Exercise task.
From the entries that follow, list every line in which the string "screenshot" appears.

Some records
_ _ _ _

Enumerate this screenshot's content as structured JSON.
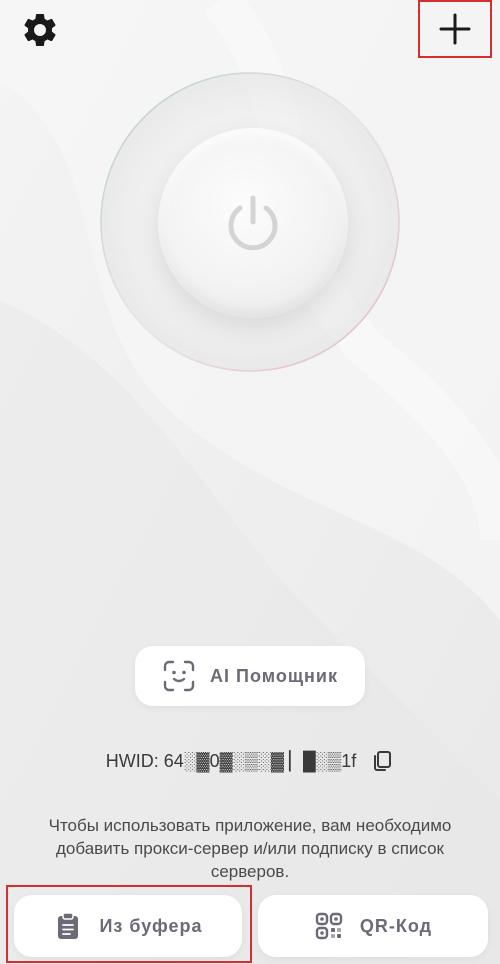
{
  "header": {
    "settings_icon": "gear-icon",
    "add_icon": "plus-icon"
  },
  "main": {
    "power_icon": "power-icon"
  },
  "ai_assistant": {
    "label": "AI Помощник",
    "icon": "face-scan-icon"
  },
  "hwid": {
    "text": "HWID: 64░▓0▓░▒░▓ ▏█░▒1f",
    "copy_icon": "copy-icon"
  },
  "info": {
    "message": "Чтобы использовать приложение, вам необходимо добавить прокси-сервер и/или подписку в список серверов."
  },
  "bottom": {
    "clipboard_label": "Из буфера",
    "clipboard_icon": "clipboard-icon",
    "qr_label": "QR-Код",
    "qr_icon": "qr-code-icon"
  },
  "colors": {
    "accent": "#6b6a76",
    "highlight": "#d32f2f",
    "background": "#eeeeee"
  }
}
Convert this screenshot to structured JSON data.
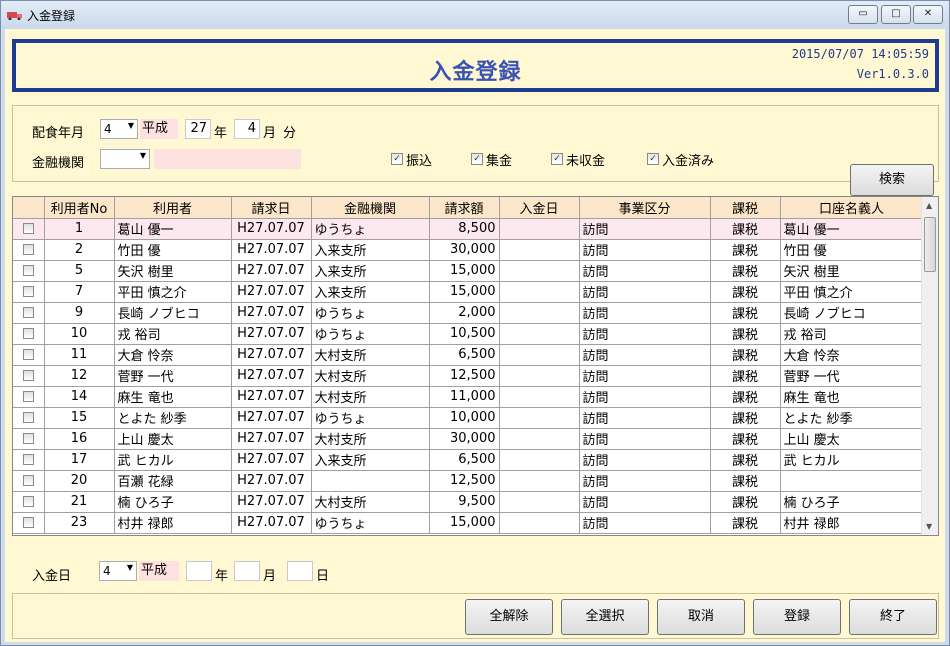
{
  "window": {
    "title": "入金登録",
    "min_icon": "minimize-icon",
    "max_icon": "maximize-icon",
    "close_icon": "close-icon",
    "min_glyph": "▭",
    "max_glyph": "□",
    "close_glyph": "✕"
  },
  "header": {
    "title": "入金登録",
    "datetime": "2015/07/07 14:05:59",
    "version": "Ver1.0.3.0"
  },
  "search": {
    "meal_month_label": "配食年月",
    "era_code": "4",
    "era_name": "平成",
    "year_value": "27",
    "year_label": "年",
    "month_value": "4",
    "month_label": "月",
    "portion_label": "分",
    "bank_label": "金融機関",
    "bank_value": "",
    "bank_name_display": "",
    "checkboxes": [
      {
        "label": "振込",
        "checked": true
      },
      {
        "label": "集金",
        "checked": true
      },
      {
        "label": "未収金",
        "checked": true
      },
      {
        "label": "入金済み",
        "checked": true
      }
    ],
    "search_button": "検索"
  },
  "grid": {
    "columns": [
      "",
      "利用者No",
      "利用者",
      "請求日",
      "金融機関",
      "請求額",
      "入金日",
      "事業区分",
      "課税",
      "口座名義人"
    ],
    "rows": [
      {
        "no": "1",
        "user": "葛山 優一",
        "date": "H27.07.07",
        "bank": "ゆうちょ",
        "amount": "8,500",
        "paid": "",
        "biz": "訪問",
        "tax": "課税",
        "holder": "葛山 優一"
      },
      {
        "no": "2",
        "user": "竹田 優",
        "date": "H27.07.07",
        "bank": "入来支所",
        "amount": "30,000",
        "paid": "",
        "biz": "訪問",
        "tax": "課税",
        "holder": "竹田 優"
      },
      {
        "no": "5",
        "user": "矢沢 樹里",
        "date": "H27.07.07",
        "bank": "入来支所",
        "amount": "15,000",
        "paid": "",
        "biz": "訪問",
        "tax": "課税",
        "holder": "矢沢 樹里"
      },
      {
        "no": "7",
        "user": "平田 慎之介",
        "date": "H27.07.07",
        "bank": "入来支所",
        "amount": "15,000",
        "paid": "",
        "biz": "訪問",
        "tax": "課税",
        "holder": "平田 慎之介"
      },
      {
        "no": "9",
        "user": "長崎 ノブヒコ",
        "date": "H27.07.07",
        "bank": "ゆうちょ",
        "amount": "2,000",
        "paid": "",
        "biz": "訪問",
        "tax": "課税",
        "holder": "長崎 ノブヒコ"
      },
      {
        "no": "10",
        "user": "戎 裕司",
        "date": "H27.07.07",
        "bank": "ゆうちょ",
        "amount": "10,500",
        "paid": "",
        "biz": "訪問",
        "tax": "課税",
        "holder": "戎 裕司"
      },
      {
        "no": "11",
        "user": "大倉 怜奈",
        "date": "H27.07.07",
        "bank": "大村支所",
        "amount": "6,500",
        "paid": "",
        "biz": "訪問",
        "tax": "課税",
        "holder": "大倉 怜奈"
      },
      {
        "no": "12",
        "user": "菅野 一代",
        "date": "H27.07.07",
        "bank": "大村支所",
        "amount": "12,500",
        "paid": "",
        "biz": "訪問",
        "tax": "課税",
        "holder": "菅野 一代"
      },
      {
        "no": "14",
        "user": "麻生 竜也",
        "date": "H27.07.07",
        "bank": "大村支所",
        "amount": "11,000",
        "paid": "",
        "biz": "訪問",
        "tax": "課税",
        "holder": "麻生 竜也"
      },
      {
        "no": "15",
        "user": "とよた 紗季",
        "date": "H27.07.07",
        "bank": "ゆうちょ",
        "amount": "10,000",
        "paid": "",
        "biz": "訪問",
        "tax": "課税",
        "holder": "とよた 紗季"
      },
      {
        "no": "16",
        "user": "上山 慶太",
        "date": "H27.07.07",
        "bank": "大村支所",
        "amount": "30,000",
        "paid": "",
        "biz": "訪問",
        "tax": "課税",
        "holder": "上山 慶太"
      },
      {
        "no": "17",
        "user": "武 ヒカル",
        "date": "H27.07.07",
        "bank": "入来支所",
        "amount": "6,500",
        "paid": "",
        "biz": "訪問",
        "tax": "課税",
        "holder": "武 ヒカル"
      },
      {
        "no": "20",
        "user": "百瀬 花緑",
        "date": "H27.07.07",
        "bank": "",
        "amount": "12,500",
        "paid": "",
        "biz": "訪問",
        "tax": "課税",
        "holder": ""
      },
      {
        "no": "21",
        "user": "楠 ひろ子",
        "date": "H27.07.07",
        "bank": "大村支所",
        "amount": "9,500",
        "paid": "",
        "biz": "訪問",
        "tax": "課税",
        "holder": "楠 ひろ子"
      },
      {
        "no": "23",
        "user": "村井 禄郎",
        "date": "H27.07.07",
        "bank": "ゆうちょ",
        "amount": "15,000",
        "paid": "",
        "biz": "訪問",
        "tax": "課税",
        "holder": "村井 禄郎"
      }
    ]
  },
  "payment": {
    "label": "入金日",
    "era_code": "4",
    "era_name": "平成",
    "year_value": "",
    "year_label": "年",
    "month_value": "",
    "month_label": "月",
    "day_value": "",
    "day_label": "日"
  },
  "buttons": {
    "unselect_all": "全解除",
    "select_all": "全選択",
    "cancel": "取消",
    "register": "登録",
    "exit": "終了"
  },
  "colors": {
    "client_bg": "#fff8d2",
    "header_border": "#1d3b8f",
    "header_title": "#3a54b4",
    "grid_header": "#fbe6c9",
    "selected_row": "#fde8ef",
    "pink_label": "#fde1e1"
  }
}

_ _ _ _

Worked solution.
Enumerate this screenshot's content as structured JSON.
Convert this screenshot to structured JSON data.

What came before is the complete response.